[Stored records]

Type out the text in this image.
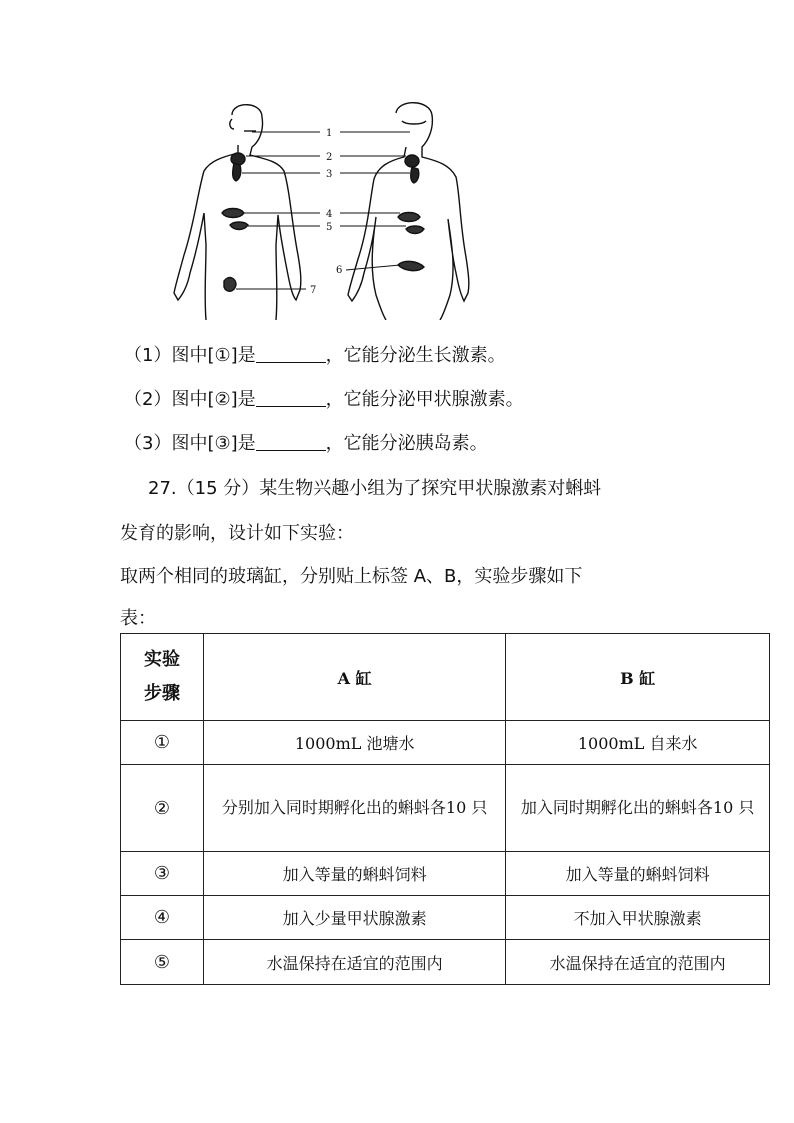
1
2
3
4
5
6
7
（1）图中[①]是	，它能分泌生长激素。
（2）图中[②]是	，它能分泌甲状腺激素。
（3）图中[③]是	，它能分泌胰岛素。
27.（15 分）某生物兴趣小组为了探究甲状腺激素对蝌蚪
发育的影响，设计如下实验：
取两个相同的玻璃缸，分别贴上标签 A、B，实验步骤如下
表：
实验步骤	A 缸	B 缸
①	1000mL 池塘水	1000mL 自来水
②	分别加入同时期孵化出的蝌蚪各10 只	加入同时期孵化出的蝌蚪各10 只
③	加入等量的蝌蚪饲料	加入等量的蝌蚪饲料
④	加入少量甲状腺激素	不加入甲状腺激素
⑤	水温保持在适宜的范围内	水温保持在适宜的范围内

DIRECTIONS: Take the listing above and restate it word for word, without its pictures.

CORRECT ANSWER:
Type out the text in this image.
1
2
3
4
5
6
7
（1）图中[①]是	，它能分泌生长激素。
（2）图中[②]是	，它能分泌甲状腺激素。
（3）图中[③]是	，它能分泌胰岛素。
27.（15 分）某生物兴趣小组为了探究甲状腺激素对蝌蚪
发育的影响，设计如下实验：
取两个相同的玻璃缸，分别贴上标签 A、B，实验步骤如下
表：
实验步骤	A 缸	B 缸
①	1000mL 池塘水	1000mL 自来水
②	分别加入同时期孵化出的蝌蚪各10 只	加入同时期孵化出的蝌蚪各10 只
③	加入等量的蝌蚪饲料	加入等量的蝌蚪饲料
④	加入少量甲状腺激素	不加入甲状腺激素
⑤	水温保持在适宜的范围内	水温保持在适宜的范围内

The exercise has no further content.